→ Directions for this task
Print the stretch of the container spec field selector text from "type ContainerSpecFieldSelector struct" through "to be created." exactly as it appears.
──────── Text to read ────────
Partial json path selectors specify paths to resources limits and requests relative to the container spec. These will be implemented by introducing a ContainerSpecFieldSelector (json: containerSpecFieldRef) to extend the current implementation for type DownwardAPIVolumeFile struct and type EnvVarSource struct.

// ContainerSpecFieldSelector selects an APIVersioned field of an object.
type ContainerSpecFieldSelector struct {
     APIVersion string `json:"apiVersion"`
     // Container name
     ContainerName string `json:"containerName,omitempty"`
     // Required: Path of the field to select in the specified API version
     FieldPath string `json:"fieldPath"`
}

// Represents a single file containing information from the downward API
type DownwardAPIVolumeFile struct {
     // Required: Path is  the relative path name of the file to be created.
     Path string `json:"path"`
     // Selects a field of the pod: only annotations, labels, name and
     // namespace are supported.
     FieldRef *ObjectFieldSelector `json:"fieldRef, omitempty"`
     // Selects a field of the container: only resources limits and requests
     // (resources.limits.cpu, resources.limits.memory, resources.requests.cpu,
     // resources.requests.memory) are currently supported.
──────── Source data ────────
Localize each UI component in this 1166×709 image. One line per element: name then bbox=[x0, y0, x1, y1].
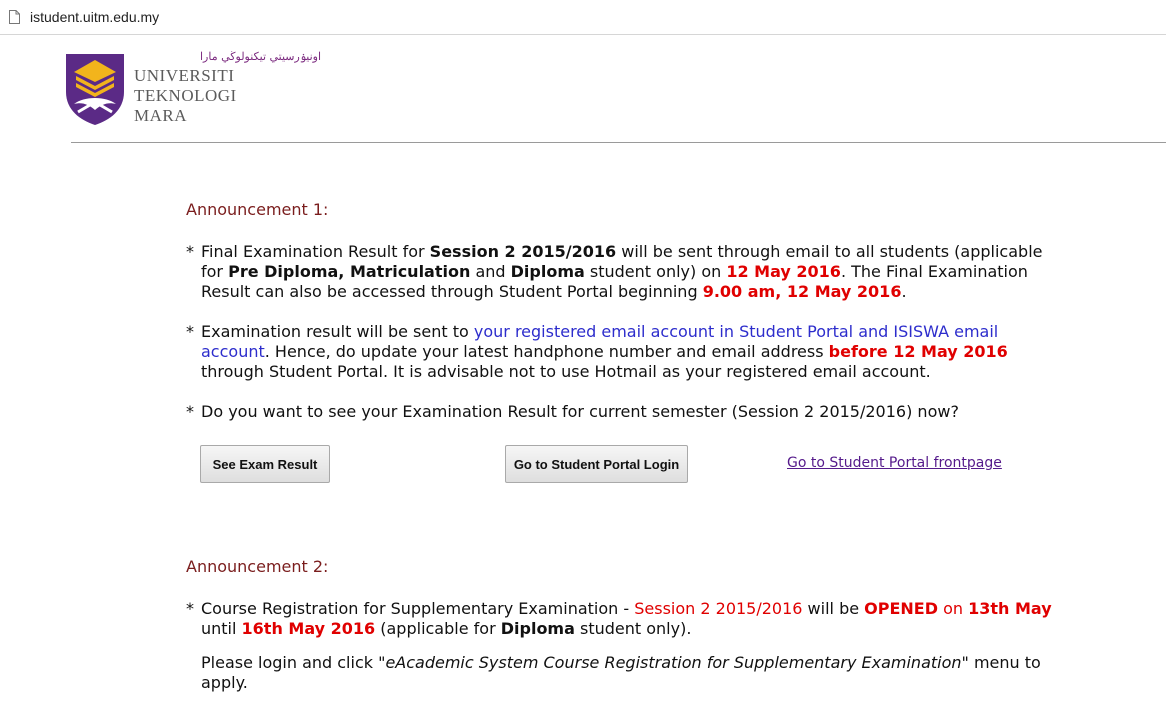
────────
→ The answer
type ContainerSpecFieldSelector struct {
     APIVersion string `json:"apiVersion"`
     // Container name
     ContainerName string `json:"containerName,omitempty"`
     // Required: Path of the field to select in the specified API version
     FieldPath string `json:"fieldPath"`
}

// Represents a single file containing information from the downward API
type DownwardAPIVolumeFile struct {
     // Required: Path is  the relative path name of the file to be created.